#### RECORD SET
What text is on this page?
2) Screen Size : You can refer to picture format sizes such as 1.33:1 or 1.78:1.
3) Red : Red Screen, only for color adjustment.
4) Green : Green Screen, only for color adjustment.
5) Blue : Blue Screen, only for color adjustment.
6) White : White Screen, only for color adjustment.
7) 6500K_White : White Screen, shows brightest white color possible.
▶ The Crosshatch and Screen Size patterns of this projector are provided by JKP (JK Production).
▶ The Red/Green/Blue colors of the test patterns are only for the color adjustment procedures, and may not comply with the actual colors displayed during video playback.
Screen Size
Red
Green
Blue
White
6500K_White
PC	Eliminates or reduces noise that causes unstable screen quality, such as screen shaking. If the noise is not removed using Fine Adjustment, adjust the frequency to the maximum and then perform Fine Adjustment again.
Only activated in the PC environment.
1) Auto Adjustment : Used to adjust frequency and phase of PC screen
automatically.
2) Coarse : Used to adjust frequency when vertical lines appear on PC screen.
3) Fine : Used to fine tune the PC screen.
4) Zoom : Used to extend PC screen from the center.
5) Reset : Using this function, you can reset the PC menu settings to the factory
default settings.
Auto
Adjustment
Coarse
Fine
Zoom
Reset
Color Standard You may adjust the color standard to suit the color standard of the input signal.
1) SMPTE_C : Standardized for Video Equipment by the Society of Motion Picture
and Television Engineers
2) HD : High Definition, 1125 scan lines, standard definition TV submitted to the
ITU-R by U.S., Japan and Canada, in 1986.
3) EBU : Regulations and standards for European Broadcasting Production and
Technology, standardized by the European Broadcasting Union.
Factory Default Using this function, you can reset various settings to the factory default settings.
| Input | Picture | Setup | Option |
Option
########
The answer is a single number, the count of lines in the records that contain the string "function".

2